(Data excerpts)
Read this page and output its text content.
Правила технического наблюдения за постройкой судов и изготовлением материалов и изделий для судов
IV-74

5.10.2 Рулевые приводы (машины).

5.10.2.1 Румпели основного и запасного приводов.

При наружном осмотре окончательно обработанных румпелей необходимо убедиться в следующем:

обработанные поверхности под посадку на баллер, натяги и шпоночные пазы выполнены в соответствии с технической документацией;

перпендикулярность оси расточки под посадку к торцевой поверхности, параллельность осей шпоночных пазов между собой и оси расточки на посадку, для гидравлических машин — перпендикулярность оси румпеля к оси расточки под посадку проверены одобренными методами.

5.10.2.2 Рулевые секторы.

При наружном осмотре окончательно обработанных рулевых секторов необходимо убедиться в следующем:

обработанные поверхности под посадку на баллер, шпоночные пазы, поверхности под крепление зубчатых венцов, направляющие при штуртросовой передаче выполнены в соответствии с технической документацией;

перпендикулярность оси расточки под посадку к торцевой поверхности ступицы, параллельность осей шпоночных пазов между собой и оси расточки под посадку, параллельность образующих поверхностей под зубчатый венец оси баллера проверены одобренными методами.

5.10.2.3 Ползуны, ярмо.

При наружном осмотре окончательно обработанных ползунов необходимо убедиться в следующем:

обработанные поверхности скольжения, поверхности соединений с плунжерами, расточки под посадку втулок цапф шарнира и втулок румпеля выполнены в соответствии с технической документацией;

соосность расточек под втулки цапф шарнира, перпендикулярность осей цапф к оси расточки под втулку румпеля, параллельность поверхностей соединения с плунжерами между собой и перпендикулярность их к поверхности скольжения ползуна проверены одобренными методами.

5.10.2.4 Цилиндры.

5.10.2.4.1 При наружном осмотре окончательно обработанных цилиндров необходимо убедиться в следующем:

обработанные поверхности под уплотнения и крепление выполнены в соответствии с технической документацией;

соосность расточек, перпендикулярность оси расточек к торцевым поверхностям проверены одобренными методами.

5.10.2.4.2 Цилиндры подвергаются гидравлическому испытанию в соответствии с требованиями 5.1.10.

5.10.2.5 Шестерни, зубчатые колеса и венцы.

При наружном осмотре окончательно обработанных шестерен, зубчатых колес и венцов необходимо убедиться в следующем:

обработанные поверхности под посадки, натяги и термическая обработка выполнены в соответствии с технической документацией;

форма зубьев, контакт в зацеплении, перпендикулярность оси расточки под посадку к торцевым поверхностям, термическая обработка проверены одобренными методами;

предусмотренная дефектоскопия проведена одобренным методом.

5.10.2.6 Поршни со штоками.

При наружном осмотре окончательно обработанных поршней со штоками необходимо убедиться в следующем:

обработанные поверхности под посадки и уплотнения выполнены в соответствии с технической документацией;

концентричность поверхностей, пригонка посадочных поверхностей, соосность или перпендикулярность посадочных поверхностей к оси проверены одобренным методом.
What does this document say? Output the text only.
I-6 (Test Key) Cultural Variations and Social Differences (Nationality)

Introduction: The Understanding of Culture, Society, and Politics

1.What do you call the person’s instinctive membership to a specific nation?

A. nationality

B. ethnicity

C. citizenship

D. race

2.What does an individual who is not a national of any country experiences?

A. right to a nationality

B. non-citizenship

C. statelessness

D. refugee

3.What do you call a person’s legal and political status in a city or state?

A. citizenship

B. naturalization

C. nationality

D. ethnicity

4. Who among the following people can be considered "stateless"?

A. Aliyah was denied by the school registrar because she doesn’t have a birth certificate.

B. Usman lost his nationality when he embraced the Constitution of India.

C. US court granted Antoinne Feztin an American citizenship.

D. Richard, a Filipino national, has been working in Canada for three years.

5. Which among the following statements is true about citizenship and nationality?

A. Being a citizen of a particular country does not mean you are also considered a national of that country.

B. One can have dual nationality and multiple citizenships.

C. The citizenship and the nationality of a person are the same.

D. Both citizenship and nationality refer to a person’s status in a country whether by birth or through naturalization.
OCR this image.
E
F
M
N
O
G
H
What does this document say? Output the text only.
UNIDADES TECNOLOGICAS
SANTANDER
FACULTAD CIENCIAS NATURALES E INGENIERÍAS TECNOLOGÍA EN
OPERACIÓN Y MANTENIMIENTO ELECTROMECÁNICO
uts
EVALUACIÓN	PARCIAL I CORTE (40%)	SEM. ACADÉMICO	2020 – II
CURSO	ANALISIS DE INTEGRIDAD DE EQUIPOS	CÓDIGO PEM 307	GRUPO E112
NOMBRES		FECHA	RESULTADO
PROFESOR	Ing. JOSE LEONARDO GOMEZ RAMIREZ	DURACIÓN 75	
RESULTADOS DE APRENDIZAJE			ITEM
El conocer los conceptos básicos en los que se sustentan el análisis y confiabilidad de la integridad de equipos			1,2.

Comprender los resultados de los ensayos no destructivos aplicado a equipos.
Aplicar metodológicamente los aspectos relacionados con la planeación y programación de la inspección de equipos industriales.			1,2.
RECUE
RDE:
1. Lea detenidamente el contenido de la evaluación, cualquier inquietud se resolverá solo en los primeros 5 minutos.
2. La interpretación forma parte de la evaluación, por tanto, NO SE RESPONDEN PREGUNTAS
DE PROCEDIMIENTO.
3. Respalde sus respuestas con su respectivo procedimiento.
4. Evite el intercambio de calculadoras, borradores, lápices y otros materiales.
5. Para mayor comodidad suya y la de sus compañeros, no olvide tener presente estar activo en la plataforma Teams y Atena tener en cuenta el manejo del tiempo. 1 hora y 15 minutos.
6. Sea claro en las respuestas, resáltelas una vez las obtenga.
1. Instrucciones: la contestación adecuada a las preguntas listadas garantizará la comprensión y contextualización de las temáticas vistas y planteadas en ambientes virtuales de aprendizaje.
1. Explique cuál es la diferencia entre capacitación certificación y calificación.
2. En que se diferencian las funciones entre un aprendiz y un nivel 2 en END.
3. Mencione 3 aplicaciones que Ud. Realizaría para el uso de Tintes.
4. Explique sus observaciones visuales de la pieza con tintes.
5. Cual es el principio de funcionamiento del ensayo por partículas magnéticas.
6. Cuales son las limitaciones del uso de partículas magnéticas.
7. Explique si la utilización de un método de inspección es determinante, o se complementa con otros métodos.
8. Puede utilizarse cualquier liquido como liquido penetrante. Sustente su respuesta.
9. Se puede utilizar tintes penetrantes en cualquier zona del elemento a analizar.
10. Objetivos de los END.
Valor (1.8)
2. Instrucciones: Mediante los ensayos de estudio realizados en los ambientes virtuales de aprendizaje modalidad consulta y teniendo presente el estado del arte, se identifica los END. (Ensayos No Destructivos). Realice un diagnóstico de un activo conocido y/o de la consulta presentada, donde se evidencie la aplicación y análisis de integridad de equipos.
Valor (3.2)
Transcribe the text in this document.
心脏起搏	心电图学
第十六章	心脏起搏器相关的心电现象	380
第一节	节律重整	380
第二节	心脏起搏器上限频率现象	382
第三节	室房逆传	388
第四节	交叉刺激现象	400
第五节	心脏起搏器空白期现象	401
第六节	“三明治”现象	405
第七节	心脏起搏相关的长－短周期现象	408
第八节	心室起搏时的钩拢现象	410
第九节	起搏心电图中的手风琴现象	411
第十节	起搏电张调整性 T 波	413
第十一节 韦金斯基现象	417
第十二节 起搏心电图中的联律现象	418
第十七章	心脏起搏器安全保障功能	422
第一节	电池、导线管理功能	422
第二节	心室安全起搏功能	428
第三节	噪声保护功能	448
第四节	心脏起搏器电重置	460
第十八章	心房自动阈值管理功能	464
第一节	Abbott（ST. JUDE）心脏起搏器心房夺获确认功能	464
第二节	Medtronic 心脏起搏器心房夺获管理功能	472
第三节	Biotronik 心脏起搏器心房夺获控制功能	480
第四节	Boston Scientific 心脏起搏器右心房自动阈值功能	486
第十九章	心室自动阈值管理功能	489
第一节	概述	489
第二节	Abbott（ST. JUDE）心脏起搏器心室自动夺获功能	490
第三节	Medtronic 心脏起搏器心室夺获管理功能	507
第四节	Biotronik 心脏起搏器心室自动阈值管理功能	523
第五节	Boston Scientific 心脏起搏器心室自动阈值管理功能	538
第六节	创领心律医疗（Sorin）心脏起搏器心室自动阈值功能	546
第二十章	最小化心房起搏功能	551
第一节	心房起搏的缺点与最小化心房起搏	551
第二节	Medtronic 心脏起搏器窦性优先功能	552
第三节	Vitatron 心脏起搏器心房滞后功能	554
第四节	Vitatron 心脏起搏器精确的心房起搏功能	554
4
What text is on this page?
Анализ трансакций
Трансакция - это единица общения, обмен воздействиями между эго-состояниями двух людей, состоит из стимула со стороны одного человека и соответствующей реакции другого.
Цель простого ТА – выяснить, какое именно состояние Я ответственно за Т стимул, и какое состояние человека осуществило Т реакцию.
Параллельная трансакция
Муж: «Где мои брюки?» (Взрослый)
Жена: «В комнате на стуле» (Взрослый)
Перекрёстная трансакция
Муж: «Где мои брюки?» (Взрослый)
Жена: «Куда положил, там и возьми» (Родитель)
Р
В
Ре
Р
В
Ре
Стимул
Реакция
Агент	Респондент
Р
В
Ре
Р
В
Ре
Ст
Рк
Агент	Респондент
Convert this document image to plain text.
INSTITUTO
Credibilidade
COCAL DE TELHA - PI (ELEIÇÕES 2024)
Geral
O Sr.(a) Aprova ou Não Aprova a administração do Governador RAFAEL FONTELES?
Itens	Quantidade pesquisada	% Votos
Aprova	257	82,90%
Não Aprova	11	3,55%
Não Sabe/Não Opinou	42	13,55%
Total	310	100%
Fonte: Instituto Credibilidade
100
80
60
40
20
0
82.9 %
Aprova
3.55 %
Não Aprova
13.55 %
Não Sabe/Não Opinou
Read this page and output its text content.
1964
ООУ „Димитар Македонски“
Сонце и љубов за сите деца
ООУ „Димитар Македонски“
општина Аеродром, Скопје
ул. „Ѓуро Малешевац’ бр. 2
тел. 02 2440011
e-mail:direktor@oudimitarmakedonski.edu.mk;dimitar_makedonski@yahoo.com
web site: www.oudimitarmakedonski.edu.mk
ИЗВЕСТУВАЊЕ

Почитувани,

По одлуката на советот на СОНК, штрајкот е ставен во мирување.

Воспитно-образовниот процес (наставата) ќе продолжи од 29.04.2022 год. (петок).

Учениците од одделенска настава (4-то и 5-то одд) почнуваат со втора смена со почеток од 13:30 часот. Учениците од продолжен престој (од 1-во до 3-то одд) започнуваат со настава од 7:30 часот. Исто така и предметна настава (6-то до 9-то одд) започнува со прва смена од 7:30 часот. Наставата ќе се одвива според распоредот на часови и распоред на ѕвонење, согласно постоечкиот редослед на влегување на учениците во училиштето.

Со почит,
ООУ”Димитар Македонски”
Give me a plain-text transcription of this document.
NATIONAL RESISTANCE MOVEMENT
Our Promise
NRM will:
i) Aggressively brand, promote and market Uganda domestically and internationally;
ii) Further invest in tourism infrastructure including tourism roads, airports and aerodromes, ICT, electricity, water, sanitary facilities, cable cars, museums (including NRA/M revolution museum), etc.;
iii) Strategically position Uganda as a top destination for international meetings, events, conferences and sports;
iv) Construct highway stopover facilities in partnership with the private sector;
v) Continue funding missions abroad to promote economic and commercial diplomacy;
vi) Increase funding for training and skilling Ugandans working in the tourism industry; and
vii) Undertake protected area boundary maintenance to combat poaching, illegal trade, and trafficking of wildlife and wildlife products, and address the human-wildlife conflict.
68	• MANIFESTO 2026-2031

> [WORK TO BE COMPLETED]:
Return all lines containing "promote".

> [TASK OUTPUT]:
i) Aggressively brand, promote and market Uganda domestically and internationally;
v) Continue funding missions abroad to promote economic and commercial diplomacy;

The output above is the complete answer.